Records from a collection of figures
>> START

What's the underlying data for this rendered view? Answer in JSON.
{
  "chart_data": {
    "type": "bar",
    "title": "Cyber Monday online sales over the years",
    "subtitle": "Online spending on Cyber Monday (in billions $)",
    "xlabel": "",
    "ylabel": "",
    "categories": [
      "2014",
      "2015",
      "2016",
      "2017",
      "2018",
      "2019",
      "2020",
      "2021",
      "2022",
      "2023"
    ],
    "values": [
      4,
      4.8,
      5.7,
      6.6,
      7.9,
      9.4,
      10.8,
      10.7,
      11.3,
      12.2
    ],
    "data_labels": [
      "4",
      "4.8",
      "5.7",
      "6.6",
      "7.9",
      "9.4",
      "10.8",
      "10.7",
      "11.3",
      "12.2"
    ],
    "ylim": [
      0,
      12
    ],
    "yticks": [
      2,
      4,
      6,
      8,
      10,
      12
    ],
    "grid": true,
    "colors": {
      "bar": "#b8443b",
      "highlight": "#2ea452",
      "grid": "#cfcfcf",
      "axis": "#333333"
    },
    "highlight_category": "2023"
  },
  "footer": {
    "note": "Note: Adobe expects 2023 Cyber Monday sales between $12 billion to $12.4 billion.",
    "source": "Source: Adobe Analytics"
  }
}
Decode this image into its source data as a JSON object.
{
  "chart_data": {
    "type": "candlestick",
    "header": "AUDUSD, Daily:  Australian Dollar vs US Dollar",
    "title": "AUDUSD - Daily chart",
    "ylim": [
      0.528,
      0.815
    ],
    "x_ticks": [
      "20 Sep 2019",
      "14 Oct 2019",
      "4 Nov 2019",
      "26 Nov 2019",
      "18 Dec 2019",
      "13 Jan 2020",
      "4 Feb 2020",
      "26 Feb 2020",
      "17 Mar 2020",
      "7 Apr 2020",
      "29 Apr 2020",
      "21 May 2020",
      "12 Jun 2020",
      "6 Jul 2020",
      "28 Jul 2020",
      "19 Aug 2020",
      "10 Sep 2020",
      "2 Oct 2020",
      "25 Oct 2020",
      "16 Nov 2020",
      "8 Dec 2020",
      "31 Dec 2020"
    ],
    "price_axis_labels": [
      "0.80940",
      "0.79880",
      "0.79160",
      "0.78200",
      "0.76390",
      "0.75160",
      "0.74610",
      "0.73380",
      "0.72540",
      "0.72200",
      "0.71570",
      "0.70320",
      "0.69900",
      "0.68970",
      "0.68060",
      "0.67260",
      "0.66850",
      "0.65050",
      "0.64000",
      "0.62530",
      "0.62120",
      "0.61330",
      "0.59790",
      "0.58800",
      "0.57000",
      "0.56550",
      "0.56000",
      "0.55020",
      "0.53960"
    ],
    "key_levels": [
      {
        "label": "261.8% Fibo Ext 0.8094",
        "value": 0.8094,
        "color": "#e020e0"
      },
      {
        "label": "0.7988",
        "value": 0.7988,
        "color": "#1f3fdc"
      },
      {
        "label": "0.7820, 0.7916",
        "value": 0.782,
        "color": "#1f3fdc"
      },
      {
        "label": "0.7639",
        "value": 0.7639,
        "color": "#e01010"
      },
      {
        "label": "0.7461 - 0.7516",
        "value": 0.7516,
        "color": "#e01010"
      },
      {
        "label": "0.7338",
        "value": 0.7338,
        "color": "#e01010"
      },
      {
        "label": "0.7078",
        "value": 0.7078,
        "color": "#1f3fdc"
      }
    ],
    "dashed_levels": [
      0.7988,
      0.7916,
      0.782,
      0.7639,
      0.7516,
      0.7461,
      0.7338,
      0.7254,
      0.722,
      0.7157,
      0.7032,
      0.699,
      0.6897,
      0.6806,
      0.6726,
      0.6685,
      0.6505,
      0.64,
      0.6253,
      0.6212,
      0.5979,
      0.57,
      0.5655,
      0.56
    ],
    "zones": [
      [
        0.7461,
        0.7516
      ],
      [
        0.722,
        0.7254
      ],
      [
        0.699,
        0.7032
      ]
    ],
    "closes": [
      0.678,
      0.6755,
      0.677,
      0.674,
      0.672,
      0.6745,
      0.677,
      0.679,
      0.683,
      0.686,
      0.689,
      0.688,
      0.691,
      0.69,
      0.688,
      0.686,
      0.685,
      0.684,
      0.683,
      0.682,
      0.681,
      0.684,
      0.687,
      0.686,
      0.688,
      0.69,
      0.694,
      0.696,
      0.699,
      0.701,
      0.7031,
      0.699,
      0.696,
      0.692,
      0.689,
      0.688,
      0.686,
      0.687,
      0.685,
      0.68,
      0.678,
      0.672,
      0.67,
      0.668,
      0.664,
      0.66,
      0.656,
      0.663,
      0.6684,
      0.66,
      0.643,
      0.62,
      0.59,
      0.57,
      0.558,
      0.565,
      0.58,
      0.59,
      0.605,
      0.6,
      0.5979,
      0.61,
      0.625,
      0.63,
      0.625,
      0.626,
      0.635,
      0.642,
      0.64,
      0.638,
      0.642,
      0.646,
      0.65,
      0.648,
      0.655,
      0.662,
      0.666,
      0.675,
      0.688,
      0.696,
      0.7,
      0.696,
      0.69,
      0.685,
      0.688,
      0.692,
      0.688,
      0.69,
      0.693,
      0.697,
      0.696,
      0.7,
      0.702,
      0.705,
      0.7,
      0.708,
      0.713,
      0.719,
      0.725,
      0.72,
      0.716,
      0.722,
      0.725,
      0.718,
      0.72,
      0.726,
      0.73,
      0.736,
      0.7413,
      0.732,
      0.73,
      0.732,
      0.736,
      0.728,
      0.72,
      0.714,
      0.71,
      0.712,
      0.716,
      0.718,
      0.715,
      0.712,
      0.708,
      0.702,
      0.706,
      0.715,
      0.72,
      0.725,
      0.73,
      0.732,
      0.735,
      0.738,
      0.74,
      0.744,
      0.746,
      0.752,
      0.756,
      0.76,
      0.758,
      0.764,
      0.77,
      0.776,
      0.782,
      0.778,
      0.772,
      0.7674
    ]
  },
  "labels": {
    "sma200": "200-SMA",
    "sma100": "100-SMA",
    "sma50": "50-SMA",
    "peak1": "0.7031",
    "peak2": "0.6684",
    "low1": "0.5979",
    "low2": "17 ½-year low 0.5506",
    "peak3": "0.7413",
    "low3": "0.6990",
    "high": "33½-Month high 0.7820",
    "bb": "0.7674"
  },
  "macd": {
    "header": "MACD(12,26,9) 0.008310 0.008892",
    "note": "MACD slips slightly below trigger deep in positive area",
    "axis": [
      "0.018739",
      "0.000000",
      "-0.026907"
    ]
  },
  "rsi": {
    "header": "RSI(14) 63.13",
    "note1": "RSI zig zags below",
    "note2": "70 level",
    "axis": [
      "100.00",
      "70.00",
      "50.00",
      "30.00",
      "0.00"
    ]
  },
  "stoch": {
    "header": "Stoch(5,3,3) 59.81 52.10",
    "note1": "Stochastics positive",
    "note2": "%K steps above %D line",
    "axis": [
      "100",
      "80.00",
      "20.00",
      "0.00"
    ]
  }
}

>> END

> [WORK TO COMPLETE]:
In full and verbatim, repeat the records given above.

> [TASK RESULT]:
What's the underlying data for this rendered view? Answer in JSON.
{
  "chart_data": {
    "type": "bar",
    "title": "Cyber Monday online sales over the years",
    "subtitle": "Online spending on Cyber Monday (in billions $)",
    "xlabel": "",
    "ylabel": "",
    "categories": [
      "2014",
      "2015",
      "2016",
      "2017",
      "2018",
      "2019",
      "2020",
      "2021",
      "2022",
      "2023"
    ],
    "values": [
      4,
      4.8,
      5.7,
      6.6,
      7.9,
      9.4,
      10.8,
      10.7,
      11.3,
      12.2
    ],
    "data_labels": [
      "4",
      "4.8",
      "5.7",
      "6.6",
      "7.9",
      "9.4",
      "10.8",
      "10.7",
      "11.3",
      "12.2"
    ],
    "ylim": [
      0,
      12
    ],
    "yticks": [
      2,
      4,
      6,
      8,
      10,
      12
    ],
    "grid": true,
    "colors": {
      "bar": "#b8443b",
      "highlight": "#2ea452",
      "grid": "#cfcfcf",
      "axis": "#333333"
    },
    "highlight_category": "2023"
  },
  "footer": {
    "note": "Note: Adobe expects 2023 Cyber Monday sales between $12 billion to $12.4 billion.",
    "source": "Source: Adobe Analytics"
  }
}
Decode this image into its source data as a JSON object.
{
  "chart_data": {
    "type": "candlestick",
    "header": "AUDUSD, Daily:  Australian Dollar vs US Dollar",
    "title": "AUDUSD - Daily chart",
    "ylim": [
      0.528,
      0.815
    ],
    "x_ticks": [
      "20 Sep 2019",
      "14 Oct 2019",
      "4 Nov 2019",
      "26 Nov 2019",
      "18 Dec 2019",
      "13 Jan 2020",
      "4 Feb 2020",
      "26 Feb 2020",
      "17 Mar 2020",
      "7 Apr 2020",
      "29 Apr 2020",
      "21 May 2020",
      "12 Jun 2020",
      "6 Jul 2020",
      "28 Jul 2020",
      "19 Aug 2020",
      "10 Sep 2020",
      "2 Oct 2020",
      "25 Oct 2020",
      "16 Nov 2020",
      "8 Dec 2020",
      "31 Dec 2020"
    ],
    "price_axis_labels": [
      "0.80940",
      "0.79880",
      "0.79160",
      "0.78200",
      "0.76390",
      "0.75160",
      "0.74610",
      "0.73380",
      "0.72540",
      "0.72200",
      "0.71570",
      "0.70320",
      "0.69900",
      "0.68970",
      "0.68060",
      "0.67260",
      "0.66850",
      "0.65050",
      "0.64000",
      "0.62530",
      "0.62120",
      "0.61330",
      "0.59790",
      "0.58800",
      "0.57000",
      "0.56550",
      "0.56000",
      "0.55020",
      "0.53960"
    ],
    "key_levels": [
      {
        "label": "261.8% Fibo Ext 0.8094",
        "value": 0.8094,
        "color": "#e020e0"
      },
      {
        "label": "0.7988",
        "value": 0.7988,
        "color": "#1f3fdc"
      },
      {
        "label": "0.7820, 0.7916",
        "value": 0.782,
        "color": "#1f3fdc"
      },
      {
        "label": "0.7639",
        "value": 0.7639,
        "color": "#e01010"
      },
      {
        "label": "0.7461 - 0.7516",
        "value": 0.7516,
        "color": "#e01010"
      },
      {
        "label": "0.7338",
        "value": 0.7338,
        "color": "#e01010"
      },
      {
        "label": "0.7078",
        "value": 0.7078,
        "color": "#1f3fdc"
      }
    ],
    "dashed_levels": [
      0.7988,
      0.7916,
      0.782,
      0.7639,
      0.7516,
      0.7461,
      0.7338,
      0.7254,
      0.722,
      0.7157,
      0.7032,
      0.699,
      0.6897,
      0.6806,
      0.6726,
      0.6685,
      0.6505,
      0.64,
      0.6253,
      0.6212,
      0.5979,
      0.57,
      0.5655,
      0.56
    ],
    "zones": [
      [
        0.7461,
        0.7516
      ],
      [
        0.722,
        0.7254
      ],
      [
        0.699,
        0.7032
      ]
    ],
    "closes": [
      0.678,
      0.6755,
      0.677,
      0.674,
      0.672,
      0.6745,
      0.677,
      0.679,
      0.683,
      0.686,
      0.689,
      0.688,
      0.691,
      0.69,
      0.688,
      0.686,
      0.685,
      0.684,
      0.683,
      0.682,
      0.681,
      0.684,
      0.687,
      0.686,
      0.688,
      0.69,
      0.694,
      0.696,
      0.699,
      0.701,
      0.7031,
      0.699,
      0.696,
      0.692,
      0.689,
      0.688,
      0.686,
      0.687,
      0.685,
      0.68,
      0.678,
      0.672,
      0.67,
      0.668,
      0.664,
      0.66,
      0.656,
      0.663,
      0.6684,
      0.66,
      0.643,
      0.62,
      0.59,
      0.57,
      0.558,
      0.565,
      0.58,
      0.59,
      0.605,
      0.6,
      0.5979,
      0.61,
      0.625,
      0.63,
      0.625,
      0.626,
      0.635,
      0.642,
      0.64,
      0.638,
      0.642,
      0.646,
      0.65,
      0.648,
      0.655,
      0.662,
      0.666,
      0.675,
      0.688,
      0.696,
      0.7,
      0.696,
      0.69,
      0.685,
      0.688,
      0.692,
      0.688,
      0.69,
      0.693,
      0.697,
      0.696,
      0.7,
      0.702,
      0.705,
      0.7,
      0.708,
      0.713,
      0.719,
      0.725,
      0.72,
      0.716,
      0.722,
      0.725,
      0.718,
      0.72,
      0.726,
      0.73,
      0.736,
      0.7413,
      0.732,
      0.73,
      0.732,
      0.736,
      0.728,
      0.72,
      0.714,
      0.71,
      0.712,
      0.716,
      0.718,
      0.715,
      0.712,
      0.708,
      0.702,
      0.706,
      0.715,
      0.72,
      0.725,
      0.73,
      0.732,
      0.735,
      0.738,
      0.74,
      0.744,
      0.746,
      0.752,
      0.756,
      0.76,
      0.758,
      0.764,
      0.77,
      0.776,
      0.782,
      0.778,
      0.772,
      0.7674
    ]
  },
  "labels": {
    "sma200": "200-SMA",
    "sma100": "100-SMA",
    "sma50": "50-SMA",
    "peak1": "0.7031",
    "peak2": "0.6684",
    "low1": "0.5979",
    "low2": "17 ½-year low 0.5506",
    "peak3": "0.7413",
    "low3": "0.6990",
    "high": "33½-Month high 0.7820",
    "bb": "0.7674"
  },
  "macd": {
    "header": "MACD(12,26,9) 0.008310 0.008892",
    "note": "MACD slips slightly below trigger deep in positive area",
    "axis": [
      "0.018739",
      "0.000000",
      "-0.026907"
    ]
  },
  "rsi": {
    "header": "RSI(14) 63.13",
    "note1": "RSI zig zags below",
    "note2": "70 level",
    "axis": [
      "100.00",
      "70.00",
      "50.00",
      "30.00",
      "0.00"
    ]
  },
  "stoch": {
    "header": "Stoch(5,3,3) 59.81 52.10",
    "note1": "Stochastics positive",
    "note2": "%K steps above %D line",
    "axis": [
      "100",
      "80.00",
      "20.00",
      "0.00"
    ]
  }
}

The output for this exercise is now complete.